• WHAT THE TASK ASKS: Output every line of the material exactly, omitting images.

________________

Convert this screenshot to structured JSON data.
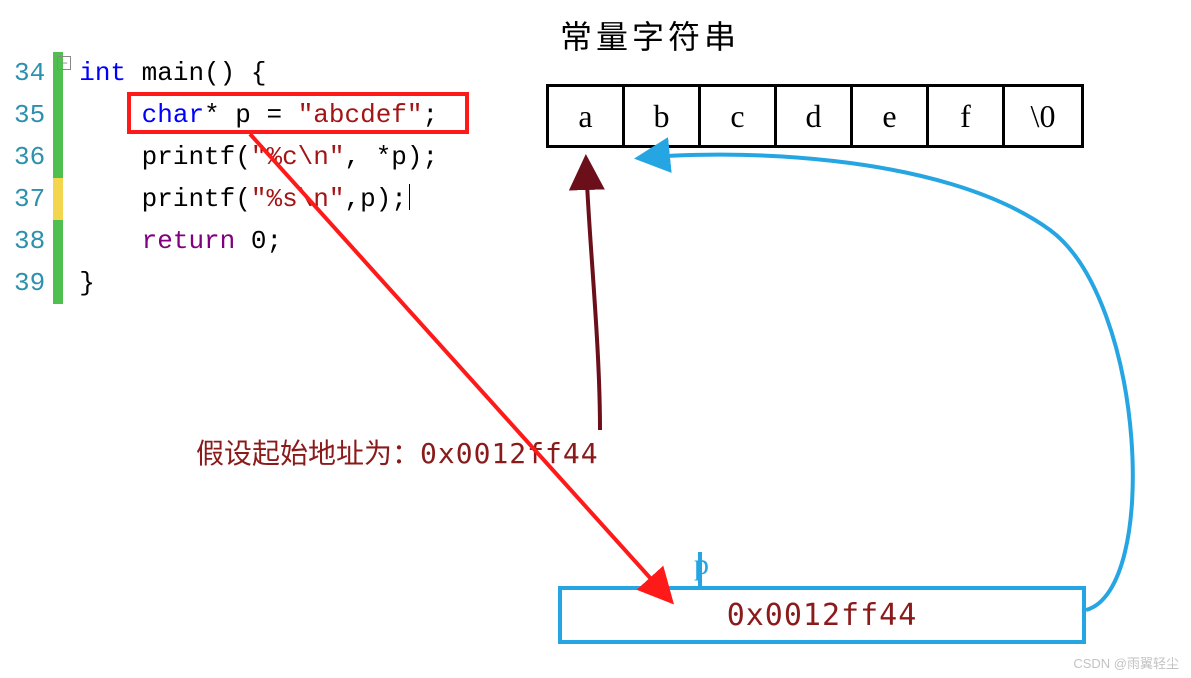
{
  "code": {
    "line_numbers": [
      "34",
      "35",
      "36",
      "37",
      "38",
      "39"
    ],
    "markers": [
      "green",
      "green",
      "green",
      "yellow",
      "green",
      "green"
    ],
    "l34": {
      "kw": "int",
      "fn": " main() {"
    },
    "l35": {
      "kw": "char",
      "star": "* p = ",
      "str": "\"abcdef\"",
      "end": ";"
    },
    "l36": {
      "fn": "printf(",
      "str": "\"%c\\n\"",
      "args": ", *p);"
    },
    "l37": {
      "fn": "printf(",
      "str": "\"%s\\n\"",
      "args": ",p);"
    },
    "l38": {
      "kw": "return",
      "rest": " 0;"
    },
    "l39": {
      "brace": "}"
    }
  },
  "diagram": {
    "title": "常量字符串",
    "cells": [
      "a",
      "b",
      "c",
      "d",
      "e",
      "f",
      "\\0"
    ],
    "addr_label_prefix": "假设起始地址为：",
    "addr_value": "0x0012ff44",
    "pointer_name": "p",
    "pointer_box_value": "0x0012ff44"
  },
  "watermark": "CSDN @雨翼轻尘",
  "colors": {
    "red": "#ff1a1a",
    "darkred": "#6b0f1a",
    "blue": "#26a5e3",
    "textred": "#8b1a1a"
  }
}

________________

• EXERCISE ANSWER:
Convert this screenshot to structured JSON data.
{
  "code": {
    "line_numbers": [
      "34",
      "35",
      "36",
      "37",
      "38",
      "39"
    ],
    "markers": [
      "green",
      "green",
      "green",
      "yellow",
      "green",
      "green"
    ],
    "l34": {
      "kw": "int",
      "fn": " main() {"
    },
    "l35": {
      "kw": "char",
      "star": "* p = ",
      "str": "\"abcdef\"",
      "end": ";"
    },
    "l36": {
      "fn": "printf(",
      "str": "\"%c\\n\"",
      "args": ", *p);"
    },
    "l37": {
      "fn": "printf(",
      "str": "\"%s\\n\"",
      "args": ",p);"
    },
    "l38": {
      "kw": "return",
      "rest": " 0;"
    },
    "l39": {
      "brace": "}"
    }
  },
  "diagram": {
    "title": "常量字符串",
    "cells": [
      "a",
      "b",
      "c",
      "d",
      "e",
      "f",
      "\\0"
    ],
    "addr_label_prefix": "假设起始地址为：",
    "addr_value": "0x0012ff44",
    "pointer_name": "p",
    "pointer_box_value": "0x0012ff44"
  },
  "watermark": "CSDN @雨翼轻尘",
  "colors": {
    "red": "#ff1a1a",
    "darkred": "#6b0f1a",
    "blue": "#26a5e3",
    "textred": "#8b1a1a"
  }
}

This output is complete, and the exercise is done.